● **TASK GOAL**
Out of the data below, copy every line with the string "document".

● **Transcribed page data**
※ ※ ※
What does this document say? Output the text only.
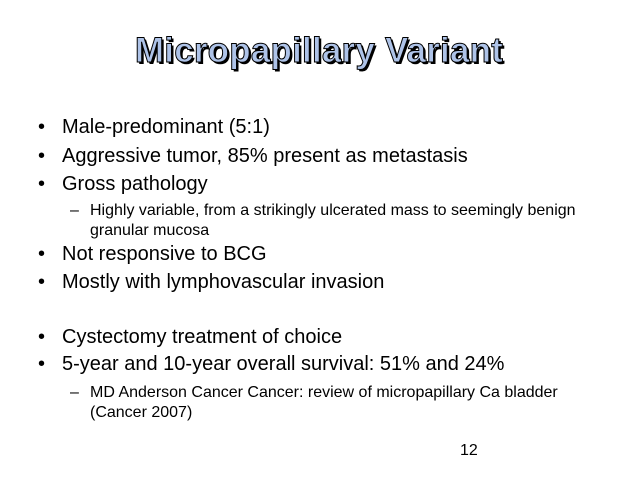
Micropapillary Variant
• Male-predominant (5:1)
• Aggressive tumor, 85% present as metastasis
• Gross pathology
– Highly variable, from a strikingly ulcerated mass to seemingly benign granular mucosa
• Not responsive to BCG
• Mostly with lymphovascular invasion
• Cystectomy treatment of choice
• 5-year and 10-year overall survival: 51% and 24%
– MD Anderson Cancer Cancer: review of micropapillary Ca bladder (Cancer 2007)
12
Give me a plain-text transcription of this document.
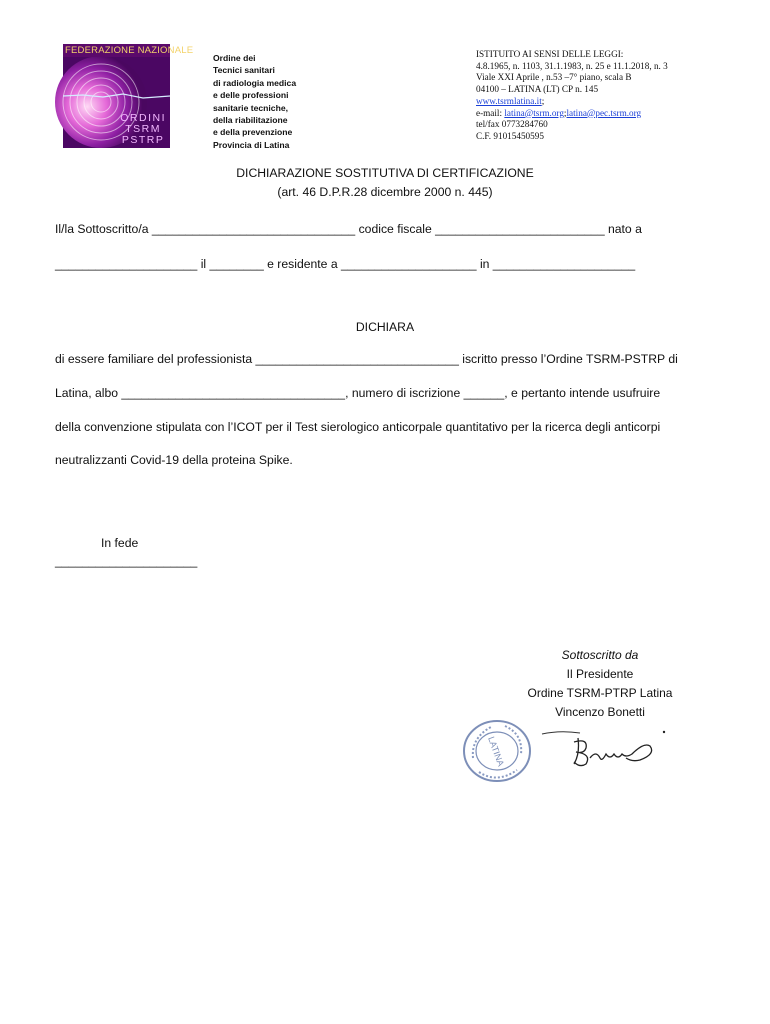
FEDERAZIONE NAZIONALE
ORDINI
TSRM
PSTRP
Ordine dei
Tecnici sanitari
di radiologia medica
e delle professioni
sanitarie tecniche,
della riabilitazione
e della prevenzione
Provincia di Latina
ISTITUITO AI SENSI DELLE LEGGI:
4.8.1965, n. 1103, 31.1.1983, n. 25 e 11.1.2018, n. 3
Viale XXI Aprile , n.53 –7° piano, scala B
04100 – LATINA (LT) CP n. 145
www.tsrmlatina.it;
e-mail: latina@tsrm.org;latina@pec.tsrm.org
tel/fax 0773284760
C.F. 91015450595
DICHIARAZIONE SOSTITUTIVA DI CERTIFICAZIONE
(art. 46 D.P.R.28 dicembre 2000 n. 445)
Il/la Sottoscritto/a ______________________________ codice fiscale _________________________ nato a
_____________________ il ________ e residente a ____________________ in _____________________
DICHIARA
di essere familiare del professionista ______________________________ iscritto presso l’Ordine TSRM-PSTRP di
Latina, albo _________________________________, numero di iscrizione ______, e pertanto intende usufruire
della convenzione stipulata con l’ICOT per il Test sierologico anticorpale quantitativo per la ricerca degli anticorpi
neutralizzanti Covid-19 della proteina Spike.
In fede
_____________________
Sottoscritto da
Il Presidente
Ordine TSRM-PTRP Latina
Vincenzo Bonetti
LATINA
※ ※ ※
● **SOLVED PROBLEM**
What does this document say? Output the text only.
Give me a plain-text transcription of this document.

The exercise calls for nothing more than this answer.